Work required:
Output the material below in full, exactly as it is.

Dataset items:
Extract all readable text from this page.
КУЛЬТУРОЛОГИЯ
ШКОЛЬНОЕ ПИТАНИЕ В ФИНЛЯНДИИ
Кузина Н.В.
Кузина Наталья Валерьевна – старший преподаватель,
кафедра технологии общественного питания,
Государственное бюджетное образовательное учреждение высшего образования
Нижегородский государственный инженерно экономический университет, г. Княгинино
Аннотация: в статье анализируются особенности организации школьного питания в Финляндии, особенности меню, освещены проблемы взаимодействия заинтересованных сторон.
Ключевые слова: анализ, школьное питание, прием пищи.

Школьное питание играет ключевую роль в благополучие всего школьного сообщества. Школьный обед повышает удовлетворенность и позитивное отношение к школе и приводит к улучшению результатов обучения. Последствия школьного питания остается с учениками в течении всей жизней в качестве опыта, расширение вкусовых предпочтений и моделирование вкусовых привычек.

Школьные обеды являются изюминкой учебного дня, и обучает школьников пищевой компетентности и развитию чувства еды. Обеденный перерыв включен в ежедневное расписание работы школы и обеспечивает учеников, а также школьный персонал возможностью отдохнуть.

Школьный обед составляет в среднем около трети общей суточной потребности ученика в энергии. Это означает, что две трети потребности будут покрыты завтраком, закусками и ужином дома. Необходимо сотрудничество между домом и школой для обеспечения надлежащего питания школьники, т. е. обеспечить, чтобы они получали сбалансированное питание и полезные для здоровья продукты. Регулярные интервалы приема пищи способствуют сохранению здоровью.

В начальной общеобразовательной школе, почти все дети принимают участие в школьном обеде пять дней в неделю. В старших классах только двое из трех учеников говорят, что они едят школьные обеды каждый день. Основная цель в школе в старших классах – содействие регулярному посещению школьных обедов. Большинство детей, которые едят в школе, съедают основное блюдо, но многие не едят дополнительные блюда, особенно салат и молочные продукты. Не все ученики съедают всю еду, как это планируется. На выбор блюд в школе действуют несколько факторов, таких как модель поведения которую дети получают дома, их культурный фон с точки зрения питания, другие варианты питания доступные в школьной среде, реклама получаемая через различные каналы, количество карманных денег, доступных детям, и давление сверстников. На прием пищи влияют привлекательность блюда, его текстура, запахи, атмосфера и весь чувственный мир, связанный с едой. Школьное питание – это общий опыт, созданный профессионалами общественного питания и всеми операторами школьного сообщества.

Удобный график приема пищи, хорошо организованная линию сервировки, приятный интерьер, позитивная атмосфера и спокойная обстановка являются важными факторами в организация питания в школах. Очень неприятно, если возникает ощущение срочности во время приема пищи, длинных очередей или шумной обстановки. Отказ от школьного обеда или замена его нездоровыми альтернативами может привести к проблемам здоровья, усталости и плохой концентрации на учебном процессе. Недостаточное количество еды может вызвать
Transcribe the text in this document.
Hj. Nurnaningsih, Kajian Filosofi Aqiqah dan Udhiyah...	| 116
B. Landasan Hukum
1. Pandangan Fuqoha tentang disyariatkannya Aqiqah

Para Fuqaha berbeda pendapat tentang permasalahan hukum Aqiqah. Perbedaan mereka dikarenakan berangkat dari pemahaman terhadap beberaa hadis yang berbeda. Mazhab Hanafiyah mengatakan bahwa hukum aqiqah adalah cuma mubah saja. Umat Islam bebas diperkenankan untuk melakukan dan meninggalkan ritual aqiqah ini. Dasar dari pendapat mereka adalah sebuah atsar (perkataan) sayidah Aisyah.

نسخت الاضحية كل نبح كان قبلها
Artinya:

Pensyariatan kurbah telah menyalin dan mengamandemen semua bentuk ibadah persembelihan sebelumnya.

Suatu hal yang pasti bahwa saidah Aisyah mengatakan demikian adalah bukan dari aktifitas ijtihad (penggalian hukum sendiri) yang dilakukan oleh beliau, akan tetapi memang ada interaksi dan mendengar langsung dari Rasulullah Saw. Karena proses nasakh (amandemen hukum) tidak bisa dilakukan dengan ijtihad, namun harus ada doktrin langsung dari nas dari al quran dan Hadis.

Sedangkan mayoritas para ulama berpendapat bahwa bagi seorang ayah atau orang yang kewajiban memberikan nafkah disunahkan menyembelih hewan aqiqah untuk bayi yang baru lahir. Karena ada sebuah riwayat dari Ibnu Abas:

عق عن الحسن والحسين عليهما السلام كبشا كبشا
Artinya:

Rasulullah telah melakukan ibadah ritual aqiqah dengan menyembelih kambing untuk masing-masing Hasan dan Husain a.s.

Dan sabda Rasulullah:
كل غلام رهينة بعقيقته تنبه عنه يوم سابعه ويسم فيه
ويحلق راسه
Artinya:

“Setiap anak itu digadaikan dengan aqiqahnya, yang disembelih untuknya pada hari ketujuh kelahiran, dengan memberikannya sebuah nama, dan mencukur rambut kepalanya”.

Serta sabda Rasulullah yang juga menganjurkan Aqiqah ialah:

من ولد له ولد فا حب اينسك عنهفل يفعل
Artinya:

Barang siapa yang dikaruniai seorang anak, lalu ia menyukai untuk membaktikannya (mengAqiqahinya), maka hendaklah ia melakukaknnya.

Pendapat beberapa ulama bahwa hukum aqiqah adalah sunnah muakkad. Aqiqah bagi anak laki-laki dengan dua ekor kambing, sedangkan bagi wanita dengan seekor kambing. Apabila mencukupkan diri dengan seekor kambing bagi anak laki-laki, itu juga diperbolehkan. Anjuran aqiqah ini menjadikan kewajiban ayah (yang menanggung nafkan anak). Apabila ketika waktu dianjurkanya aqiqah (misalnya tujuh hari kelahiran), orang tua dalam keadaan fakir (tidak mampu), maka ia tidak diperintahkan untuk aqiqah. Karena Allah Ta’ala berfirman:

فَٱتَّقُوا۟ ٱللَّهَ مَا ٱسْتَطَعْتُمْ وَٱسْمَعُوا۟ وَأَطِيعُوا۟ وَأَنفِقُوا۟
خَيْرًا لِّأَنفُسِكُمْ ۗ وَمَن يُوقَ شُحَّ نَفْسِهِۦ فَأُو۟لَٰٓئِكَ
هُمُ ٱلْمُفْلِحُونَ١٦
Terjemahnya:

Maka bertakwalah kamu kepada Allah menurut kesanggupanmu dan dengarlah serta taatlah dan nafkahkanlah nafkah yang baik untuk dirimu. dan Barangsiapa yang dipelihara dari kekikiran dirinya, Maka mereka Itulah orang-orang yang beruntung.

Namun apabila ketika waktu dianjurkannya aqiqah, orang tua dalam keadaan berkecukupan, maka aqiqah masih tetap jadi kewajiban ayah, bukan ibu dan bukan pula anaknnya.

Task result:
Extract all readable text from this page.
КУЛЬТУРОЛОГИЯ
ШКОЛЬНОЕ ПИТАНИЕ В ФИНЛЯНДИИ
Кузина Н.В.
Кузина Наталья Валерьевна – старший преподаватель,
кафедра технологии общественного питания,
Государственное бюджетное образовательное учреждение высшего образования
Нижегородский государственный инженерно экономический университет, г. Княгинино
Аннотация: в статье анализируются особенности организации школьного питания в Финляндии, особенности меню, освещены проблемы взаимодействия заинтересованных сторон.
Ключевые слова: анализ, школьное питание, прием пищи.

Школьное питание играет ключевую роль в благополучие всего школьного сообщества. Школьный обед повышает удовлетворенность и позитивное отношение к школе и приводит к улучшению результатов обучения. Последствия школьного питания остается с учениками в течении всей жизней в качестве опыта, расширение вкусовых предпочтений и моделирование вкусовых привычек.

Школьные обеды являются изюминкой учебного дня, и обучает школьников пищевой компетентности и развитию чувства еды. Обеденный перерыв включен в ежедневное расписание работы школы и обеспечивает учеников, а также школьный персонал возможностью отдохнуть.

Школьный обед составляет в среднем около трети общей суточной потребности ученика в энергии. Это означает, что две трети потребности будут покрыты завтраком, закусками и ужином дома. Необходимо сотрудничество между домом и школой для обеспечения надлежащего питания школьники, т. е. обеспечить, чтобы они получали сбалансированное питание и полезные для здоровья продукты. Регулярные интервалы приема пищи способствуют сохранению здоровью.

В начальной общеобразовательной школе, почти все дети принимают участие в школьном обеде пять дней в неделю. В старших классах только двое из трех учеников говорят, что они едят школьные обеды каждый день. Основная цель в школе в старших классах – содействие регулярному посещению школьных обедов. Большинство детей, которые едят в школе, съедают основное блюдо, но многие не едят дополнительные блюда, особенно салат и молочные продукты. Не все ученики съедают всю еду, как это планируется. На выбор блюд в школе действуют несколько факторов, таких как модель поведения которую дети получают дома, их культурный фон с точки зрения питания, другие варианты питания доступные в школьной среде, реклама получаемая через различные каналы, количество карманных денег, доступных детям, и давление сверстников. На прием пищи влияют привлекательность блюда, его текстура, запахи, атмосфера и весь чувственный мир, связанный с едой. Школьное питание – это общий опыт, созданный профессионалами общественного питания и всеми операторами школьного сообщества.

Удобный график приема пищи, хорошо организованная линию сервировки, приятный интерьер, позитивная атмосфера и спокойная обстановка являются важными факторами в организация питания в школах. Очень неприятно, если возникает ощущение срочности во время приема пищи, длинных очередей или шумной обстановки. Отказ от школьного обеда или замена его нездоровыми альтернативами может привести к проблемам здоровья, усталости и плохой концентрации на учебном процессе. Недостаточное количество еды может вызвать
Transcribe the text in this document.
Hj. Nurnaningsih, Kajian Filosofi Aqiqah dan Udhiyah...	| 116
B. Landasan Hukum
1. Pandangan Fuqoha tentang disyariatkannya Aqiqah

Para Fuqaha berbeda pendapat tentang permasalahan hukum Aqiqah. Perbedaan mereka dikarenakan berangkat dari pemahaman terhadap beberaa hadis yang berbeda. Mazhab Hanafiyah mengatakan bahwa hukum aqiqah adalah cuma mubah saja. Umat Islam bebas diperkenankan untuk melakukan dan meninggalkan ritual aqiqah ini. Dasar dari pendapat mereka adalah sebuah atsar (perkataan) sayidah Aisyah.

نسخت الاضحية كل نبح كان قبلها
Artinya:

Pensyariatan kurbah telah menyalin dan mengamandemen semua bentuk ibadah persembelihan sebelumnya.

Suatu hal yang pasti bahwa saidah Aisyah mengatakan demikian adalah bukan dari aktifitas ijtihad (penggalian hukum sendiri) yang dilakukan oleh beliau, akan tetapi memang ada interaksi dan mendengar langsung dari Rasulullah Saw. Karena proses nasakh (amandemen hukum) tidak bisa dilakukan dengan ijtihad, namun harus ada doktrin langsung dari nas dari al quran dan Hadis.

Sedangkan mayoritas para ulama berpendapat bahwa bagi seorang ayah atau orang yang kewajiban memberikan nafkah disunahkan menyembelih hewan aqiqah untuk bayi yang baru lahir. Karena ada sebuah riwayat dari Ibnu Abas:

عق عن الحسن والحسين عليهما السلام كبشا كبشا
Artinya:

Rasulullah telah melakukan ibadah ritual aqiqah dengan menyembelih kambing untuk masing-masing Hasan dan Husain a.s.

Dan sabda Rasulullah:
كل غلام رهينة بعقيقته تنبه عنه يوم سابعه ويسم فيه
ويحلق راسه
Artinya:

“Setiap anak itu digadaikan dengan aqiqahnya, yang disembelih untuknya pada hari ketujuh kelahiran, dengan memberikannya sebuah nama, dan mencukur rambut kepalanya”.

Serta sabda Rasulullah yang juga menganjurkan Aqiqah ialah:

من ولد له ولد فا حب اينسك عنهفل يفعل
Artinya:

Barang siapa yang dikaruniai seorang anak, lalu ia menyukai untuk membaktikannya (mengAqiqahinya), maka hendaklah ia melakukaknnya.

Pendapat beberapa ulama bahwa hukum aqiqah adalah sunnah muakkad. Aqiqah bagi anak laki-laki dengan dua ekor kambing, sedangkan bagi wanita dengan seekor kambing. Apabila mencukupkan diri dengan seekor kambing bagi anak laki-laki, itu juga diperbolehkan. Anjuran aqiqah ini menjadikan kewajiban ayah (yang menanggung nafkan anak). Apabila ketika waktu dianjurkanya aqiqah (misalnya tujuh hari kelahiran), orang tua dalam keadaan fakir (tidak mampu), maka ia tidak diperintahkan untuk aqiqah. Karena Allah Ta’ala berfirman:

فَٱتَّقُوا۟ ٱللَّهَ مَا ٱسْتَطَعْتُمْ وَٱسْمَعُوا۟ وَأَطِيعُوا۟ وَأَنفِقُوا۟
خَيْرًا لِّأَنفُسِكُمْ ۗ وَمَن يُوقَ شُحَّ نَفْسِهِۦ فَأُو۟لَٰٓئِكَ
هُمُ ٱلْمُفْلِحُونَ١٦
Terjemahnya:

Maka bertakwalah kamu kepada Allah menurut kesanggupanmu dan dengarlah serta taatlah dan nafkahkanlah nafkah yang baik untuk dirimu. dan Barangsiapa yang dipelihara dari kekikiran dirinya, Maka mereka Itulah orang-orang yang beruntung.

Namun apabila ketika waktu dianjurkannya aqiqah, orang tua dalam keadaan berkecukupan, maka aqiqah masih tetap jadi kewajiban ayah, bukan ibu dan bukan pula anaknnya.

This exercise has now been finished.